**Written request**
Recast the rows from the first one through the row containing "Bar [428, 148, 450, 432]" as a JSON list of strings, one string per row, with blank rows omitted.

++++

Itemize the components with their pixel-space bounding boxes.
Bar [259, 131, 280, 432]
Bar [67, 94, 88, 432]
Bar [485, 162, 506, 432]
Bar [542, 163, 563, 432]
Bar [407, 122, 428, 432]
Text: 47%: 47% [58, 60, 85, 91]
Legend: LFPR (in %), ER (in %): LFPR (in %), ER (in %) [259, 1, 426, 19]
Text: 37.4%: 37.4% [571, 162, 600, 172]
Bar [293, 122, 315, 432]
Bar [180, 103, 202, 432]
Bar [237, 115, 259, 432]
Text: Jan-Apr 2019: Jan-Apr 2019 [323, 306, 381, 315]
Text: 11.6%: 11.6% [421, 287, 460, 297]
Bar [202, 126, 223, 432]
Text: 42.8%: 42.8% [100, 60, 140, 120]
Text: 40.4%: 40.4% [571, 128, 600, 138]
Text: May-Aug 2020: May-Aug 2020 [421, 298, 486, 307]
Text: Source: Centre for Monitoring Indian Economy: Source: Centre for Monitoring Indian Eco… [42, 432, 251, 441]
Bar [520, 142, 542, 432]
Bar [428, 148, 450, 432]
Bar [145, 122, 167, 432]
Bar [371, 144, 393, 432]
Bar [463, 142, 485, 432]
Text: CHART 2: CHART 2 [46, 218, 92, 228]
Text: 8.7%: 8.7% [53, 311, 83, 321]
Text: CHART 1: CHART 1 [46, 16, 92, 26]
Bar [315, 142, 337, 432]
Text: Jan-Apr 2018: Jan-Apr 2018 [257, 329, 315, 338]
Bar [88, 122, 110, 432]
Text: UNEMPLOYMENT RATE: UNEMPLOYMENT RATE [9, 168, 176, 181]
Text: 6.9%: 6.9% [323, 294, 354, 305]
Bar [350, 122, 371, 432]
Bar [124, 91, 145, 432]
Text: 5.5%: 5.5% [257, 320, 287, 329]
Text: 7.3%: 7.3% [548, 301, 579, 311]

++++

**Output below**
[
  "Itemize the components with their pixel-space bounding boxes.",
  "Bar [259, 131, 280, 432]",
  "Bar [67, 94, 88, 432]",
  "Bar [485, 162, 506, 432]",
  "Bar [542, 163, 563, 432]",
  "Bar [407, 122, 428, 432]",
  "Text: 47%: 47% [58, 60, 85, 91]",
  "Legend: LFPR (in %), ER (in %): LFPR (in %), ER (in %) [259, 1, 426, 19]",
  "Text: 37.4%: 37.4% [571, 162, 600, 172]",
  "Bar [293, 122, 315, 432]",
  "Bar [180, 103, 202, 432]",
  "Bar [237, 115, 259, 432]",
  "Text: Jan-Apr 2019: Jan-Apr 2019 [323, 306, 381, 315]",
  "Text: 11.6%: 11.6% [421, 287, 460, 297]",
  "Bar [202, 126, 223, 432]",
  "Text: 42.8%: 42.8% [100, 60, 140, 120]",
  "Text: 40.4%: 40.4% [571, 128, 600, 138]",
  "Text: May-Aug 2020: May-Aug 2020 [421, 298, 486, 307]",
  "Text: Source: Centre for Monitoring Indian Economy: Source: Centre for Monitoring Indian Eco… [42, 432, 251, 441]",
  "Bar [520, 142, 542, 432]",
  "Bar [428, 148, 450, 432]"
]